## Exercise instructions
Every entry that follows needs to be repeated exactly.

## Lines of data
'''
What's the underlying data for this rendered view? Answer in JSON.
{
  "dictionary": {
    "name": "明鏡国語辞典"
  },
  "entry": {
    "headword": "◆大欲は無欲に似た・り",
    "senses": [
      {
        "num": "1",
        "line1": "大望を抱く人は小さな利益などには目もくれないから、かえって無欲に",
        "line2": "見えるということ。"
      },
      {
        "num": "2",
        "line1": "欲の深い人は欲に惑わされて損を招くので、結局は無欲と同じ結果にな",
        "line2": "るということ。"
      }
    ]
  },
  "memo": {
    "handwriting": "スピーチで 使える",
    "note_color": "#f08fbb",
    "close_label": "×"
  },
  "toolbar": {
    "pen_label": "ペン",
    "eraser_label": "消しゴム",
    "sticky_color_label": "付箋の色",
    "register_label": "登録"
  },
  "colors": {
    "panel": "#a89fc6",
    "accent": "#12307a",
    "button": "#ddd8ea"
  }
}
'''
## Solution for this problem
What's the underlying data for this rendered view? Answer in JSON.
{
  "dictionary": {
    "name": "明鏡国語辞典"
  },
  "entry": {
    "headword": "◆大欲は無欲に似た・り",
    "senses": [
      {
        "num": "1",
        "line1": "大望を抱く人は小さな利益などには目もくれないから、かえって無欲に",
        "line2": "見えるということ。"
      },
      {
        "num": "2",
        "line1": "欲の深い人は欲に惑わされて損を招くので、結局は無欲と同じ結果にな",
        "line2": "るということ。"
      }
    ]
  },
  "memo": {
    "handwriting": "スピーチで 使える",
    "note_color": "#f08fbb",
    "close_label": "×"
  },
  "toolbar": {
    "pen_label": "ペン",
    "eraser_label": "消しゴム",
    "sticky_color_label": "付箋の色",
    "register_label": "登録"
  },
  "colors": {
    "panel": "#a89fc6",
    "accent": "#12307a",
    "button": "#ddd8ea"
  }
}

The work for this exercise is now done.